* _Stated problem_: Give the data again exactly as written, skipping any pictures.

* _Given data_:
╭──

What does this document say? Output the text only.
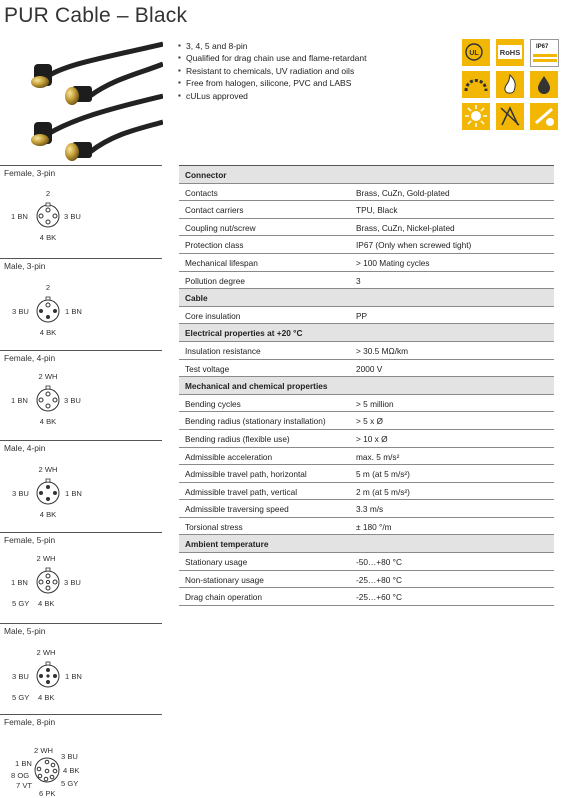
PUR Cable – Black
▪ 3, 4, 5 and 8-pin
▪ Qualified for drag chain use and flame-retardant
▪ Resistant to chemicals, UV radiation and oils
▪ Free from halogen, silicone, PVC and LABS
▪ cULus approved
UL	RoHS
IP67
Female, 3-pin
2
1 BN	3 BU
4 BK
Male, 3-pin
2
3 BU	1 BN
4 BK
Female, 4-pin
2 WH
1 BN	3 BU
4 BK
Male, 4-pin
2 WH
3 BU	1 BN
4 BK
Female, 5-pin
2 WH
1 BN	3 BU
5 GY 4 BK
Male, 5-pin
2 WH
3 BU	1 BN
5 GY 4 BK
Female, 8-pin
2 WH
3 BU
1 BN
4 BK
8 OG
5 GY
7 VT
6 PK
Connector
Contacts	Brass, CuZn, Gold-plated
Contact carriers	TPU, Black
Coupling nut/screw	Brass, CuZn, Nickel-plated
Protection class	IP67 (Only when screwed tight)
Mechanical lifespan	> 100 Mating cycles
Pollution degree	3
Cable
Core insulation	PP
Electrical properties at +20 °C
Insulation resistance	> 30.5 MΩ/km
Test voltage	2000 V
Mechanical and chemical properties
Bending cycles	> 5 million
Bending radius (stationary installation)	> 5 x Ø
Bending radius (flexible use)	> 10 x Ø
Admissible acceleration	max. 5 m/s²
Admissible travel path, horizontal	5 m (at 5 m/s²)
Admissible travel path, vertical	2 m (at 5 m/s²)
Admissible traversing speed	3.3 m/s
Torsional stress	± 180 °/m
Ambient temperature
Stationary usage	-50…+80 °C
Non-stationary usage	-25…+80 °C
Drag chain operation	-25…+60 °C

╰──

* _Output of the exercise_:
What does this document say? Output the text only.
PUR Cable – Black
▪ 3, 4, 5 and 8-pin
▪ Qualified for drag chain use and flame-retardant
▪ Resistant to chemicals, UV radiation and oils
▪ Free from halogen, silicone, PVC and LABS
▪ cULus approved
UL	RoHS
IP67
Female, 3-pin
2
1 BN	3 BU
4 BK
Male, 3-pin
2
3 BU	1 BN
4 BK
Female, 4-pin
2 WH
1 BN	3 BU
4 BK
Male, 4-pin
2 WH
3 BU	1 BN
4 BK
Female, 5-pin
2 WH
1 BN	3 BU
5 GY 4 BK
Male, 5-pin
2 WH
3 BU	1 BN
5 GY 4 BK
Female, 8-pin
2 WH
3 BU
1 BN
4 BK
8 OG
5 GY
7 VT
6 PK
Connector
Contacts	Brass, CuZn, Gold-plated
Contact carriers	TPU, Black
Coupling nut/screw	Brass, CuZn, Nickel-plated
Protection class	IP67 (Only when screwed tight)
Mechanical lifespan	> 100 Mating cycles
Pollution degree	3
Cable
Core insulation	PP
Electrical properties at +20 °C
Insulation resistance	> 30.5 MΩ/km
Test voltage	2000 V
Mechanical and chemical properties
Bending cycles	> 5 million
Bending radius (stationary installation)	> 5 x Ø
Bending radius (flexible use)	> 10 x Ø
Admissible acceleration	max. 5 m/s²
Admissible travel path, horizontal	5 m (at 5 m/s²)
Admissible travel path, vertical	2 m (at 5 m/s²)
Admissible traversing speed	3.3 m/s
Torsional stress	± 180 °/m
Ambient temperature
Stationary usage	-50…+80 °C
Non-stationary usage	-25…+80 °C
Drag chain operation	-25…+60 °C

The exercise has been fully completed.